__What you need to do__
Rewrite the lines beginning at the one containing "List each element" and stopping after the one containing "Text: To check the operation: To", renaming "Bar" to "Rectangle" wherever it appears and changing nothing else.

[Labeled region items]
+++
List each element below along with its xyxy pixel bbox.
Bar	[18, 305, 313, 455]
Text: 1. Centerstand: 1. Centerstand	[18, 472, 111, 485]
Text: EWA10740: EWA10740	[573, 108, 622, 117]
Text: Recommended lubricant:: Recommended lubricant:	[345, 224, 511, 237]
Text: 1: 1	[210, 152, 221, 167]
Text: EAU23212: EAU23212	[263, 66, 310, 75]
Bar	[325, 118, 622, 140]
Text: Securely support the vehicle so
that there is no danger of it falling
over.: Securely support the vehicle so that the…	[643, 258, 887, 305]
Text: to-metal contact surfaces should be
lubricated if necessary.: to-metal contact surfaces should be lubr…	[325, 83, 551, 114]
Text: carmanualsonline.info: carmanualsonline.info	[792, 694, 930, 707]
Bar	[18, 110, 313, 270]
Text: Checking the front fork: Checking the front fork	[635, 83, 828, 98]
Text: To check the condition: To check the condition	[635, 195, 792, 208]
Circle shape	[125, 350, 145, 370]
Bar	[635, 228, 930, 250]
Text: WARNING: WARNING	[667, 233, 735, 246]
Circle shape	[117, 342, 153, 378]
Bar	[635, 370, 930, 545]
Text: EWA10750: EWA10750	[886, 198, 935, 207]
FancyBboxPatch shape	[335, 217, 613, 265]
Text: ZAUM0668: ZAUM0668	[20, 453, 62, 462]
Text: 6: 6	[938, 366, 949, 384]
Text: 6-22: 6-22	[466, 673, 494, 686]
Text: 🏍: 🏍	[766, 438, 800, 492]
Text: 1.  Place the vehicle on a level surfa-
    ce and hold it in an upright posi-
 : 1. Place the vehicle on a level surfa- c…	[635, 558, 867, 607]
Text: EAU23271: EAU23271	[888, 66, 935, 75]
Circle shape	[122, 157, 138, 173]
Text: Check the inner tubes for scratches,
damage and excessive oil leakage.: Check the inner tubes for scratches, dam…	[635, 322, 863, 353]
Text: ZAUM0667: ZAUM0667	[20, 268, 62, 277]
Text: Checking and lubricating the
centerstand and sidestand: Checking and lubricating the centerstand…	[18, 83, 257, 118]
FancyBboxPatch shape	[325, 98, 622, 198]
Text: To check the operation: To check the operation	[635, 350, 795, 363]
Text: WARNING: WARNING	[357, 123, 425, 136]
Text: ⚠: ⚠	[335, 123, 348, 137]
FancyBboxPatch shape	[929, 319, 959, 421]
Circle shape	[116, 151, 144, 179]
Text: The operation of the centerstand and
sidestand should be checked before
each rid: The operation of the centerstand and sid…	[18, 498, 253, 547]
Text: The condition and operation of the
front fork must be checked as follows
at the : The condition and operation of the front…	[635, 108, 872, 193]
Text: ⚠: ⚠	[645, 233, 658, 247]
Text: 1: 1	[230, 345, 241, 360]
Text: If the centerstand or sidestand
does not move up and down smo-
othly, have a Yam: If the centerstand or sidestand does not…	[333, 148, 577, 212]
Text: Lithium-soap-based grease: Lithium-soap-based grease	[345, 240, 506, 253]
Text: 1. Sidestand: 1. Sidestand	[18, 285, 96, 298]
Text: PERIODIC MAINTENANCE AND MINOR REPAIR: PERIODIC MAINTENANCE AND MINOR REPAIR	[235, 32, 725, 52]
+++
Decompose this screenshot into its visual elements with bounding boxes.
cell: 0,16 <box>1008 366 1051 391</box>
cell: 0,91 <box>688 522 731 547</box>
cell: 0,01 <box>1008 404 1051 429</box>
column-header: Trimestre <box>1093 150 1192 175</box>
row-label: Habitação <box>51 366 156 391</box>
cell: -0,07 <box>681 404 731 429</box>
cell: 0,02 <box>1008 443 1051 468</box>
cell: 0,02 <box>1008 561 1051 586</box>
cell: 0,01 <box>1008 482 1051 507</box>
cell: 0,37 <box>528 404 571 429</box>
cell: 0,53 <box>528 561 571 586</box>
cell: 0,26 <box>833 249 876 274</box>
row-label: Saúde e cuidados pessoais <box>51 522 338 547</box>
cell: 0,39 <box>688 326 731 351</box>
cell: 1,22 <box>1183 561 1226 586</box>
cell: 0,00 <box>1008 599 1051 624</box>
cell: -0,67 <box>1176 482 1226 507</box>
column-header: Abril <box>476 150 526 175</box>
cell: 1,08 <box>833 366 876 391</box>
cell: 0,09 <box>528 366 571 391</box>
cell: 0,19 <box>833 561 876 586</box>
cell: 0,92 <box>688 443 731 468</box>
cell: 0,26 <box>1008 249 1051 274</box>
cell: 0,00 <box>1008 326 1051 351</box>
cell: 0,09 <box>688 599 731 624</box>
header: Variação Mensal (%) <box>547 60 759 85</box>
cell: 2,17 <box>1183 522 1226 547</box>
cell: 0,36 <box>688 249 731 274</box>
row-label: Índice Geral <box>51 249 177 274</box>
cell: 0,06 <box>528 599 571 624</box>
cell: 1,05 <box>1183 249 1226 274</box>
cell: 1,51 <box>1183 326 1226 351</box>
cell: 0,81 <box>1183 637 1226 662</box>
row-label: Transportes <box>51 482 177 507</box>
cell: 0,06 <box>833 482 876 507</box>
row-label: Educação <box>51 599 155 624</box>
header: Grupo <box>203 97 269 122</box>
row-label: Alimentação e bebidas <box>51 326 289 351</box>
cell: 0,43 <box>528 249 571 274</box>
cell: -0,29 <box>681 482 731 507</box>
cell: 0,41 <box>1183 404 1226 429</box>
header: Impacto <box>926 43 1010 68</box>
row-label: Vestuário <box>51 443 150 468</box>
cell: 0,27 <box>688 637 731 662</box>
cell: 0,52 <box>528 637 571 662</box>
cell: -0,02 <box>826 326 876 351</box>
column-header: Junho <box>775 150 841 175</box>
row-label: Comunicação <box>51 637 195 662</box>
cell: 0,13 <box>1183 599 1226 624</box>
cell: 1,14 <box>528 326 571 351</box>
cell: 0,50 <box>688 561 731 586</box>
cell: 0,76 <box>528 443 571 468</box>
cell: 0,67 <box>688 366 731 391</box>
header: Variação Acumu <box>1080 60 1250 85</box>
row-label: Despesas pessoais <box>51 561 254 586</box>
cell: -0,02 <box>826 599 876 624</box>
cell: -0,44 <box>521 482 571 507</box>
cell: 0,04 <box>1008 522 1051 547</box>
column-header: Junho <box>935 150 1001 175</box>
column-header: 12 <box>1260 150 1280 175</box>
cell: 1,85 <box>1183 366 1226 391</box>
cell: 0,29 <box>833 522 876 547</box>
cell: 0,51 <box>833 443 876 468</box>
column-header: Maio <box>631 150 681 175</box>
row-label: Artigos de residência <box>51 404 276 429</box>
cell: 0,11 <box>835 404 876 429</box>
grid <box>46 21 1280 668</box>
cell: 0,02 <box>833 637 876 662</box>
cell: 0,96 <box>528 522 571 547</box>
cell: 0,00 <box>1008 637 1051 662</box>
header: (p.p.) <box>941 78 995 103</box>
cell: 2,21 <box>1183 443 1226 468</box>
+++
__Final result__
List each element below along with its xyxy pixel bbox.
Rectangle	[18, 305, 313, 455]
Text: 1. Centerstand: 1. Centerstand	[18, 472, 111, 485]
Text: EWA10740: EWA10740	[573, 108, 622, 117]
Text: Recommended lubricant:: Recommended lubricant:	[345, 224, 511, 237]
Text: 1: 1	[210, 152, 221, 167]
Text: EAU23212: EAU23212	[263, 66, 310, 75]
Rectangle	[325, 118, 622, 140]
Text: Securely support the vehicle so
that there is no danger of it falling
over.: Securely support the vehicle so that the…	[643, 258, 887, 305]
Text: to-metal contact surfaces should be
lubricated if necessary.: to-metal contact surfaces should be lubr…	[325, 83, 551, 114]
Text: carmanualsonline.info: carmanualsonline.info	[792, 694, 930, 707]
Rectangle	[18, 110, 313, 270]
Text: Checking the front fork: Checking the front fork	[635, 83, 828, 98]
Text: To check the condition: To check the condition	[635, 195, 792, 208]
Circle shape	[125, 350, 145, 370]
Rectangle	[635, 228, 930, 250]
Text: WARNING: WARNING	[667, 233, 735, 246]
Circle shape	[117, 342, 153, 378]
Rectangle	[635, 370, 930, 545]
Text: EWA10750: EWA10750	[886, 198, 935, 207]
FancyBboxPatch shape	[335, 217, 613, 265]
Text: ZAUM0668: ZAUM0668	[20, 453, 62, 462]
Text: 6: 6	[938, 366, 949, 384]
Text: 6-22: 6-22	[466, 673, 494, 686]
Text: 🏍: 🏍	[766, 438, 800, 492]
Text: 1.  Place the vehicle on a level surfa-
    ce and hold it in an upright posi-
 : 1. Place the vehicle on a level surfa- c…	[635, 558, 867, 607]
Text: EAU23271: EAU23271	[888, 66, 935, 75]
Circle shape	[122, 157, 138, 173]
Text: Check the inner tubes for scratches,
damage and excessive oil leakage.: Check the inner tubes for scratches, dam…	[635, 322, 863, 353]
Text: ZAUM0667: ZAUM0667	[20, 268, 62, 277]
Text: Checking and lubricating the
centerstand and sidestand: Checking and lubricating the centerstand…	[18, 83, 257, 118]
FancyBboxPatch shape	[325, 98, 622, 198]
Text: To check the operation: To check the operation	[635, 350, 795, 363]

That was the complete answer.